-- begin DATA FOR THE TASK --

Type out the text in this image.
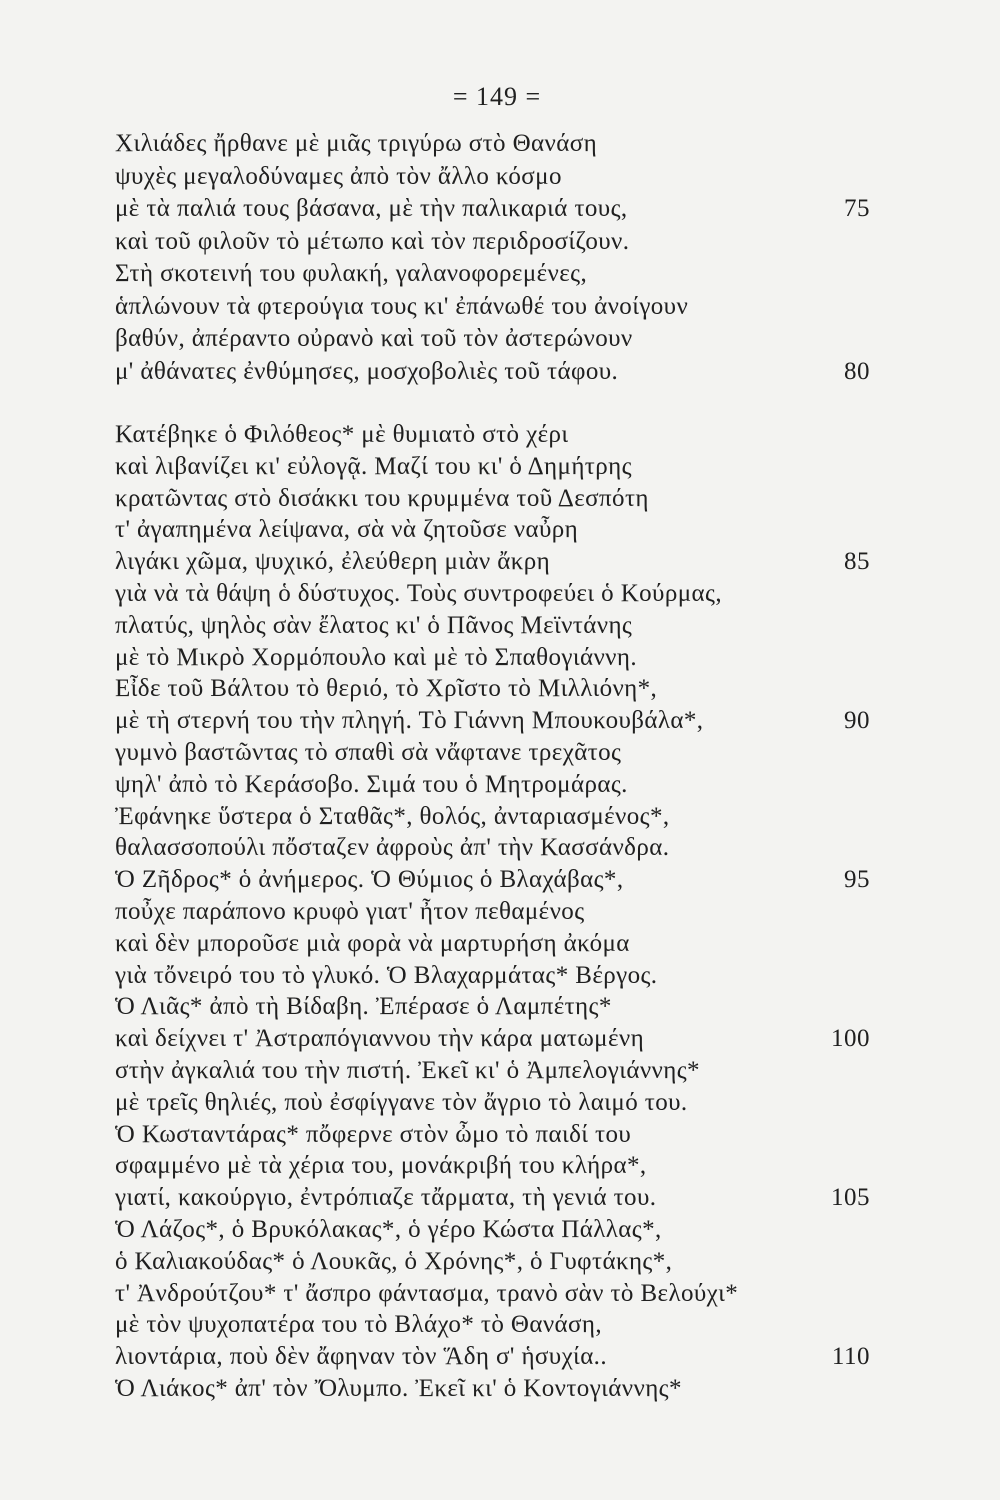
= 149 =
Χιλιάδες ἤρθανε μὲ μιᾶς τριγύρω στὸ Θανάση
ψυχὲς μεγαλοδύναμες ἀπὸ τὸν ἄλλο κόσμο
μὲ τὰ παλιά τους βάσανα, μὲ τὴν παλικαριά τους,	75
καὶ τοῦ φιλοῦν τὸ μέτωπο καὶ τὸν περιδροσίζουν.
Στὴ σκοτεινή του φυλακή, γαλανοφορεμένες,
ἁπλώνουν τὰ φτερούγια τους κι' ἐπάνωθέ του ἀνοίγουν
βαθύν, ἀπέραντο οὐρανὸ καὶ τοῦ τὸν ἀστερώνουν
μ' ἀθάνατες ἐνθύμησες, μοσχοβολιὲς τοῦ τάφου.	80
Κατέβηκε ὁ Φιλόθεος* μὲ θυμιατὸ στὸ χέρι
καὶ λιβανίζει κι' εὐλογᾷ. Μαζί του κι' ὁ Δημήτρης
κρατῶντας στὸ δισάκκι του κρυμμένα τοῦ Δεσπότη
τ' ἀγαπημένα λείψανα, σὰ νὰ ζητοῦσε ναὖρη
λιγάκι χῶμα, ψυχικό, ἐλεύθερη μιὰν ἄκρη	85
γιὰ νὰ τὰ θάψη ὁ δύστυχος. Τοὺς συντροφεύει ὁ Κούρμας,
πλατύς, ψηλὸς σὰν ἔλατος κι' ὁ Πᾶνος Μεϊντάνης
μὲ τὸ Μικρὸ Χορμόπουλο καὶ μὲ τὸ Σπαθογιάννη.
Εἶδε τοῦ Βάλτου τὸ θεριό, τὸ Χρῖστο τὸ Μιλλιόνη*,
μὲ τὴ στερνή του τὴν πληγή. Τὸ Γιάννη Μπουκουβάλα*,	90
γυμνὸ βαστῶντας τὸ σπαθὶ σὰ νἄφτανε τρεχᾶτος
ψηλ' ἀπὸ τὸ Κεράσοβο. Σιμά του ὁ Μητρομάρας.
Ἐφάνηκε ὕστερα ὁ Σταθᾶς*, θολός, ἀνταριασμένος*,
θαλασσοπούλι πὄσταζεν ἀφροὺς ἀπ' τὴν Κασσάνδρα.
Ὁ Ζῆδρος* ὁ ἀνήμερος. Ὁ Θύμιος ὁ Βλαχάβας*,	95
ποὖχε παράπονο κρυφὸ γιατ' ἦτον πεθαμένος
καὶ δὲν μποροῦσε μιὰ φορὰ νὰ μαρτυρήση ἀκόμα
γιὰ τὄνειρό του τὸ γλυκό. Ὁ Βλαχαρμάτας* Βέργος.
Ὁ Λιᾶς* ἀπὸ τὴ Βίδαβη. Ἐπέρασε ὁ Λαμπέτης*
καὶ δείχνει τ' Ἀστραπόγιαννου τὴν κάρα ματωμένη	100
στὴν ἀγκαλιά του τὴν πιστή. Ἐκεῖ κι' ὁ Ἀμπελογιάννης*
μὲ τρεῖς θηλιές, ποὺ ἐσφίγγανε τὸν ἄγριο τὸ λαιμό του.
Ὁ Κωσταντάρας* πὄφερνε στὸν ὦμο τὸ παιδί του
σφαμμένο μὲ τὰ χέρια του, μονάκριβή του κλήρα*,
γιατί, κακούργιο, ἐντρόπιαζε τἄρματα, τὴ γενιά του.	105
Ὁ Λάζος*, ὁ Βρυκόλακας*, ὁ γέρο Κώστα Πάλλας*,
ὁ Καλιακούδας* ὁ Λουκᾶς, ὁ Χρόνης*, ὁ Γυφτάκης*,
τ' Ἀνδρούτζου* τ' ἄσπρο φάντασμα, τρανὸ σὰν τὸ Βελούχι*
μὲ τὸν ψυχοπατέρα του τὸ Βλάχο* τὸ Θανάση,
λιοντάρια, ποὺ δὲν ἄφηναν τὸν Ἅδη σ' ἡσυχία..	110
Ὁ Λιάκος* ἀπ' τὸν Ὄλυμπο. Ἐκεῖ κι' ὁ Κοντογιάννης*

-- end DATA FOR THE TASK --
-- begin DATA FOR THE TASK --

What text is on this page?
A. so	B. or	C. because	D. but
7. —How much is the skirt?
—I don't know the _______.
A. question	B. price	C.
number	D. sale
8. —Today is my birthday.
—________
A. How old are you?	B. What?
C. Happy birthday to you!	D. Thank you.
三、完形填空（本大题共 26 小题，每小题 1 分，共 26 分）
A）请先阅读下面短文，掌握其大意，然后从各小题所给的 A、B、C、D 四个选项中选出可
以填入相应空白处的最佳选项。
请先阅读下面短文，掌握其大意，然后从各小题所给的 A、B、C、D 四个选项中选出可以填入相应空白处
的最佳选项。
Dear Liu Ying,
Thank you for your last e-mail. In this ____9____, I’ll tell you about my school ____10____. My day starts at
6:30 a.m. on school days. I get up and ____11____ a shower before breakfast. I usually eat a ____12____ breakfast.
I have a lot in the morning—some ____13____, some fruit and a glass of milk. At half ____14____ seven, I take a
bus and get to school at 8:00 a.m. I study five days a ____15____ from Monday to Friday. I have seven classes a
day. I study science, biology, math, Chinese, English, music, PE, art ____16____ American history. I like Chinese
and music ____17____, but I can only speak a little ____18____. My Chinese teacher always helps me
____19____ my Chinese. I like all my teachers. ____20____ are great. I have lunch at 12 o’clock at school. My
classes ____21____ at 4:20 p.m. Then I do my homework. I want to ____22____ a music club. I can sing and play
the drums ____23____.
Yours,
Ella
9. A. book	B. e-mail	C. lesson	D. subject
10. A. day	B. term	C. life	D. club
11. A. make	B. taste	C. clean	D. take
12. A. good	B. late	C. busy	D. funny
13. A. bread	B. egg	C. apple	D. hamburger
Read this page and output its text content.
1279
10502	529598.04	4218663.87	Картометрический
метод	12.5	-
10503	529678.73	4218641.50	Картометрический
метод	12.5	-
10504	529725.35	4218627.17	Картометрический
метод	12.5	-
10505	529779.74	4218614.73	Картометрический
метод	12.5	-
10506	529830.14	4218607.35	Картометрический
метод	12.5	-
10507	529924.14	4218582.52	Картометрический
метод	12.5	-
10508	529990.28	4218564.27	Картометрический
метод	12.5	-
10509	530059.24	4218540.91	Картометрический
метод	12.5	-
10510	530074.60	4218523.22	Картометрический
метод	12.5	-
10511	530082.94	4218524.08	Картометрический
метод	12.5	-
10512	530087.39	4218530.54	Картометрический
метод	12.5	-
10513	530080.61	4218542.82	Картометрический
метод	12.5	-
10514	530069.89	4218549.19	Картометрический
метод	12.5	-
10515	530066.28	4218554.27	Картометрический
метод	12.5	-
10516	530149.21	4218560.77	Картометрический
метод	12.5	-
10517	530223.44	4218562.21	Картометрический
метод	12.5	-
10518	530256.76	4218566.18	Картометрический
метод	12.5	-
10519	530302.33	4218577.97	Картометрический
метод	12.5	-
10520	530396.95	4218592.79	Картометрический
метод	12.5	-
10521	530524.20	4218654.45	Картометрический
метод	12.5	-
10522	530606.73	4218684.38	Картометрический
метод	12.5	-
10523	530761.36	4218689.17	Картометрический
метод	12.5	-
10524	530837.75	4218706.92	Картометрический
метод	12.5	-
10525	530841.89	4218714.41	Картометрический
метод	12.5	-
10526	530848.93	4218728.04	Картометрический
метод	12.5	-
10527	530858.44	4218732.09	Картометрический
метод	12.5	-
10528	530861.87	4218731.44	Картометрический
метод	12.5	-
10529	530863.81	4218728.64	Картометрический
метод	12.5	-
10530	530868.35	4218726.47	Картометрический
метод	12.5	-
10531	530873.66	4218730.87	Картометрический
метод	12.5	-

-- end DATA FOR THE TASK --

### WHAT TO DO:
From the listing above, pick out each line where the word "study" appears.

### RESULT OF THIS TASK:
bus and get to school at 8:00 a.m. I study five days a ____15____ from Monday to Friday. I have seven classes a
day. I study science, biology, math, Chinese, English, music, PE, art ____16____ American history. I like Chinese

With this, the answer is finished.